- _Provided material_:

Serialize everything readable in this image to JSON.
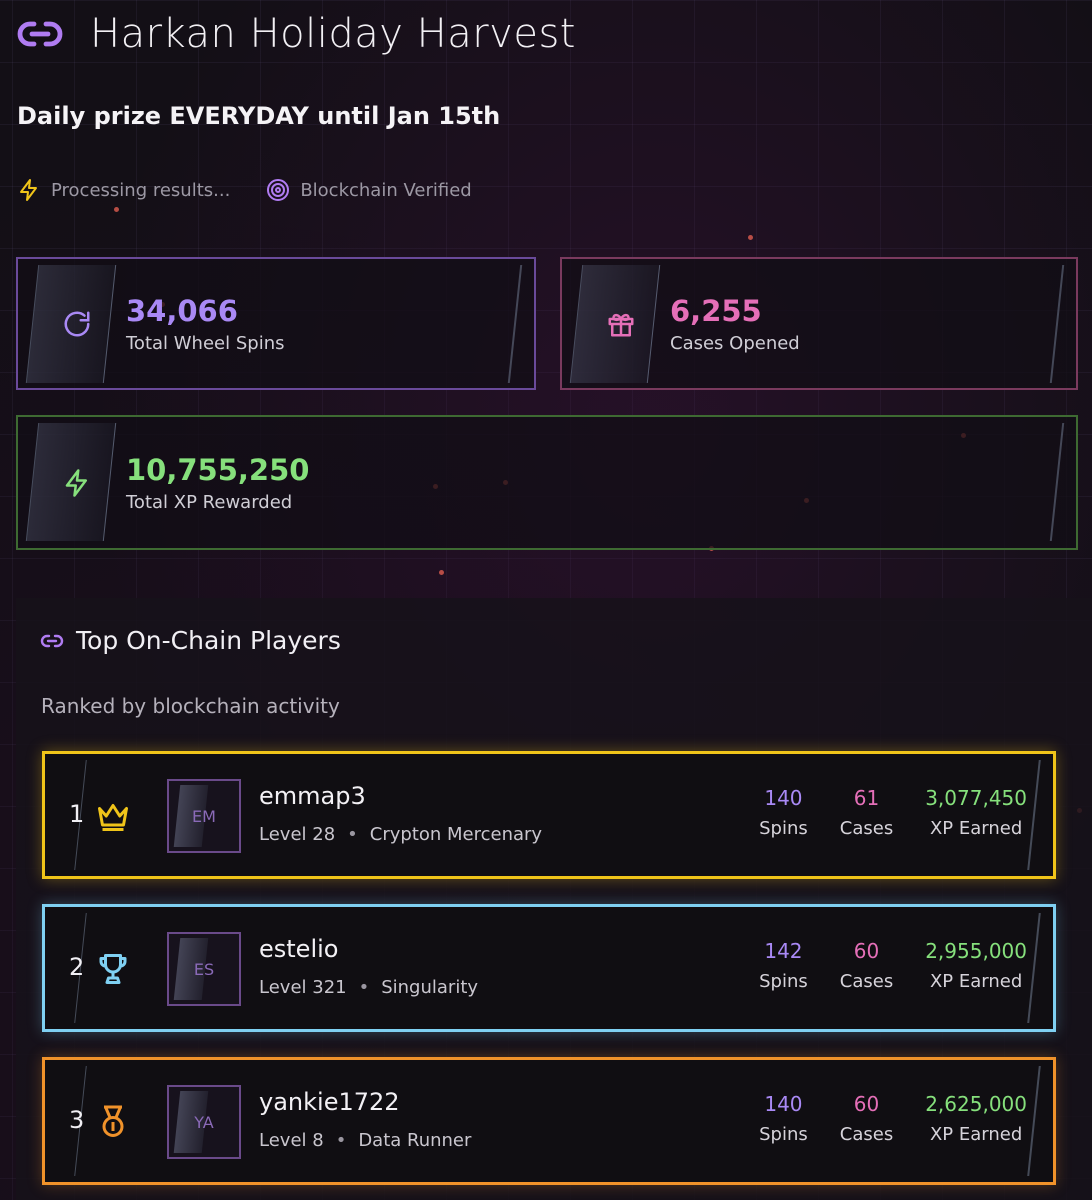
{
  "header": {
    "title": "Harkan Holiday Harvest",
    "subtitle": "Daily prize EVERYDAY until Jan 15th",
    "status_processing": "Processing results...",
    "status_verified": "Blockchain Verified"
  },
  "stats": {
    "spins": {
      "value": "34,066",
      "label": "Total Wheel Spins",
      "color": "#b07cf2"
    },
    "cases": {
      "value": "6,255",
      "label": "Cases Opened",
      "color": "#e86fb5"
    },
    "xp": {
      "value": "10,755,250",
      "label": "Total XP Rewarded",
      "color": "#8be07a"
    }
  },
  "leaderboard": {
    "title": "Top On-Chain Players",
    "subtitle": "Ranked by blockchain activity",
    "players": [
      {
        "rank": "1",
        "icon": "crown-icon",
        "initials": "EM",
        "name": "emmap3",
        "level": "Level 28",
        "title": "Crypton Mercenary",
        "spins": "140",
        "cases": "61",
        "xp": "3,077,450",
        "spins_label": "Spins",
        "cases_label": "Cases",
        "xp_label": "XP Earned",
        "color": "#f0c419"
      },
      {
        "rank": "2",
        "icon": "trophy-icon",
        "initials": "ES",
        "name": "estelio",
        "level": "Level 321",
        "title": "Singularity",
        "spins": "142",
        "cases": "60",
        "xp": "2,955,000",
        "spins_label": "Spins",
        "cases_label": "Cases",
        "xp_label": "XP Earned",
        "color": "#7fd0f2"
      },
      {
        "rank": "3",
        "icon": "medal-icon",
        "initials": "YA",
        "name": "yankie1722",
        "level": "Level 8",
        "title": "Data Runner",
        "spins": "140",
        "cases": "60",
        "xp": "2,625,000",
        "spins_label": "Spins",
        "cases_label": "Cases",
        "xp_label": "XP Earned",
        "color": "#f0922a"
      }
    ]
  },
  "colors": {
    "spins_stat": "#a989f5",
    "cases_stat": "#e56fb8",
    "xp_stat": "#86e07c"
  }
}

- _Exercise aim_:
Verbatim reproduction of every record is required; images are left out.

- _Full output_:
Serialize everything readable in this image to JSON.
{
  "header": {
    "title": "Harkan Holiday Harvest",
    "subtitle": "Daily prize EVERYDAY until Jan 15th",
    "status_processing": "Processing results...",
    "status_verified": "Blockchain Verified"
  },
  "stats": {
    "spins": {
      "value": "34,066",
      "label": "Total Wheel Spins",
      "color": "#b07cf2"
    },
    "cases": {
      "value": "6,255",
      "label": "Cases Opened",
      "color": "#e86fb5"
    },
    "xp": {
      "value": "10,755,250",
      "label": "Total XP Rewarded",
      "color": "#8be07a"
    }
  },
  "leaderboard": {
    "title": "Top On-Chain Players",
    "subtitle": "Ranked by blockchain activity",
    "players": [
      {
        "rank": "1",
        "icon": "crown-icon",
        "initials": "EM",
        "name": "emmap3",
        "level": "Level 28",
        "title": "Crypton Mercenary",
        "spins": "140",
        "cases": "61",
        "xp": "3,077,450",
        "spins_label": "Spins",
        "cases_label": "Cases",
        "xp_label": "XP Earned",
        "color": "#f0c419"
      },
      {
        "rank": "2",
        "icon": "trophy-icon",
        "initials": "ES",
        "name": "estelio",
        "level": "Level 321",
        "title": "Singularity",
        "spins": "142",
        "cases": "60",
        "xp": "2,955,000",
        "spins_label": "Spins",
        "cases_label": "Cases",
        "xp_label": "XP Earned",
        "color": "#7fd0f2"
      },
      {
        "rank": "3",
        "icon": "medal-icon",
        "initials": "YA",
        "name": "yankie1722",
        "level": "Level 8",
        "title": "Data Runner",
        "spins": "140",
        "cases": "60",
        "xp": "2,625,000",
        "spins_label": "Spins",
        "cases_label": "Cases",
        "xp_label": "XP Earned",
        "color": "#f0922a"
      }
    ]
  },
  "colors": {
    "spins_stat": "#a989f5",
    "cases_stat": "#e56fb8",
    "xp_stat": "#86e07c"
  }
}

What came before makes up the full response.